_EXERCISE INPUTS_.
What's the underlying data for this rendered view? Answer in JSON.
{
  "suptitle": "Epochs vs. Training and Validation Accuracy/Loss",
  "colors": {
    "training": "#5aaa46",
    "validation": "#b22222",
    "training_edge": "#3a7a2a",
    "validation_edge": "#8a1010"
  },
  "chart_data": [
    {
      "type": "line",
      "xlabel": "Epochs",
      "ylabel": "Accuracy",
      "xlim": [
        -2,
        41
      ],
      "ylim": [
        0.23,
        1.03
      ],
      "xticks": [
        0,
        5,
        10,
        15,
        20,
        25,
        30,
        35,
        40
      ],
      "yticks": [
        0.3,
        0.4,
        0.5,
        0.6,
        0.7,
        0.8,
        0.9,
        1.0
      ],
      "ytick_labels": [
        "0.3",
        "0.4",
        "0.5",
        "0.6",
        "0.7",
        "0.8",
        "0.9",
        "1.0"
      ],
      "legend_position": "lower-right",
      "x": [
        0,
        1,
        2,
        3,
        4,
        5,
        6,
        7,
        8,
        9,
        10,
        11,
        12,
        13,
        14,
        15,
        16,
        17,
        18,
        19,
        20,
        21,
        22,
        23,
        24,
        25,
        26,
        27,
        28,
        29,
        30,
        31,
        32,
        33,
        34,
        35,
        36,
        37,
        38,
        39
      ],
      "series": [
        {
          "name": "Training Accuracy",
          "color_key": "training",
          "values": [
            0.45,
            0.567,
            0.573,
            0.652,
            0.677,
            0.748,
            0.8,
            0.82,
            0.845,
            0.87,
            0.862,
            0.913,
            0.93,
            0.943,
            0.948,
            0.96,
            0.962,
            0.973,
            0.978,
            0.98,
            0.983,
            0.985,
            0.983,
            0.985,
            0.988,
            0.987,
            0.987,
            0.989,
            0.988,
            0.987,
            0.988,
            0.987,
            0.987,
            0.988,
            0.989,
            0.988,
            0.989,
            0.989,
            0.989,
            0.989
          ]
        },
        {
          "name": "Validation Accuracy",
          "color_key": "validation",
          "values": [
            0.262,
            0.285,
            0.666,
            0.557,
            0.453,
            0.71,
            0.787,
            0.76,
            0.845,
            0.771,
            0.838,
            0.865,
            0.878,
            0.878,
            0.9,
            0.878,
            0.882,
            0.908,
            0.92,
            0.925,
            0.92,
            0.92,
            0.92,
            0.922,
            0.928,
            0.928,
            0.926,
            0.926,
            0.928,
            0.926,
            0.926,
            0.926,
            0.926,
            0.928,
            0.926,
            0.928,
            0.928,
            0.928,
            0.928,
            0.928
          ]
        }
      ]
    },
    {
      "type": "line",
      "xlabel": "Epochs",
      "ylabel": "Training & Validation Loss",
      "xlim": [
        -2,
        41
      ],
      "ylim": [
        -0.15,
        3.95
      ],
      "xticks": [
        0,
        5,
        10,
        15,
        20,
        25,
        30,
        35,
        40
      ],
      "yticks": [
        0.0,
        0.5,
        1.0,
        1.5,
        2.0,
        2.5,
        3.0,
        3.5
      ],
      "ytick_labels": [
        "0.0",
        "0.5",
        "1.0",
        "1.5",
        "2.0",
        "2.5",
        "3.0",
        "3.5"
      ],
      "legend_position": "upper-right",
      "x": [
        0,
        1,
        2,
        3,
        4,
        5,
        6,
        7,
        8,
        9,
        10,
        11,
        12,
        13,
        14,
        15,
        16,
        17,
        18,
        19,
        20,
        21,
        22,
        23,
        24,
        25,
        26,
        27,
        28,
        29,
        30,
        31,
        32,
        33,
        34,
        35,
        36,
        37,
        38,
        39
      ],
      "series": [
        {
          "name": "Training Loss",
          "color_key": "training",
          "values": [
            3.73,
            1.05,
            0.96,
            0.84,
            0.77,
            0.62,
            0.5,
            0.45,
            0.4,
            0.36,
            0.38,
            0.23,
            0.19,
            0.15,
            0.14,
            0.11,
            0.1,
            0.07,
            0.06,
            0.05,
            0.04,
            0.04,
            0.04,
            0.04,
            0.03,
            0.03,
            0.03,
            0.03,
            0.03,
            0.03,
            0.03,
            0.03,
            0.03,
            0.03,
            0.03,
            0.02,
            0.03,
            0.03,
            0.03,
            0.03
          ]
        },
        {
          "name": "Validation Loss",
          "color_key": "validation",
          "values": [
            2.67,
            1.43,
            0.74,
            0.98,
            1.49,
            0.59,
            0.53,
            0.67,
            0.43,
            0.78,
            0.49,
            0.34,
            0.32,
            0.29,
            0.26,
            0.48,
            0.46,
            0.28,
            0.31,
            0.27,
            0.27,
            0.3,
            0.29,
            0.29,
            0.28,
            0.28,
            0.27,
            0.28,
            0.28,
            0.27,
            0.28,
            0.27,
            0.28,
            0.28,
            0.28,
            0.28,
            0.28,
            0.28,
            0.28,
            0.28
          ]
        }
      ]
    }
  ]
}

* * *

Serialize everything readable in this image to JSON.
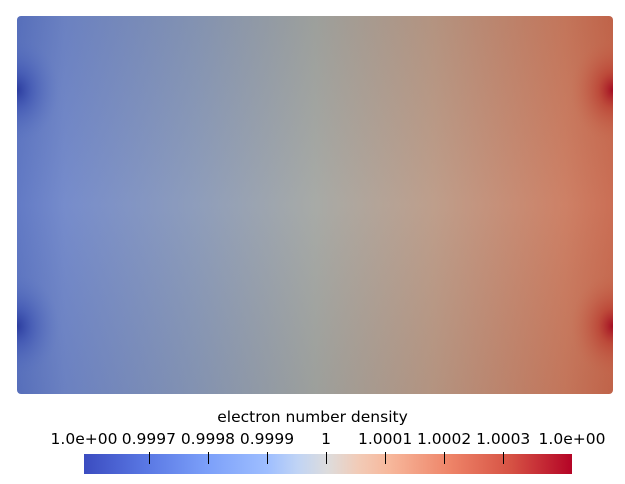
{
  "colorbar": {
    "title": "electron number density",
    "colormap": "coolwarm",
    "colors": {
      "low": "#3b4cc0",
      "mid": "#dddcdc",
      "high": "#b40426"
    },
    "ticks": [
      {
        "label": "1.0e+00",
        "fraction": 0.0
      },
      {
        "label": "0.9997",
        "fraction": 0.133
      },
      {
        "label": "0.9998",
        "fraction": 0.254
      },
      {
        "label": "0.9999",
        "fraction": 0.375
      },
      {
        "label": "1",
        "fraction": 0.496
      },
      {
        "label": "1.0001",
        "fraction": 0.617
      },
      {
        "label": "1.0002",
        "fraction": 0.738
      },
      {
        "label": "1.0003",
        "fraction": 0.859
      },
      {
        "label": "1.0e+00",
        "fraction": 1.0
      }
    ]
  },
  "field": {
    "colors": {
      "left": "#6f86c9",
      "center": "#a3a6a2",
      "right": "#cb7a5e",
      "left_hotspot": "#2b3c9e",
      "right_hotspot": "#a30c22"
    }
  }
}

_WHAT YOU SHOULD DO_. Reply with one number only: the count of lines in the entries that contain "Accuracy".

_SOLVED PROBLEM_. 4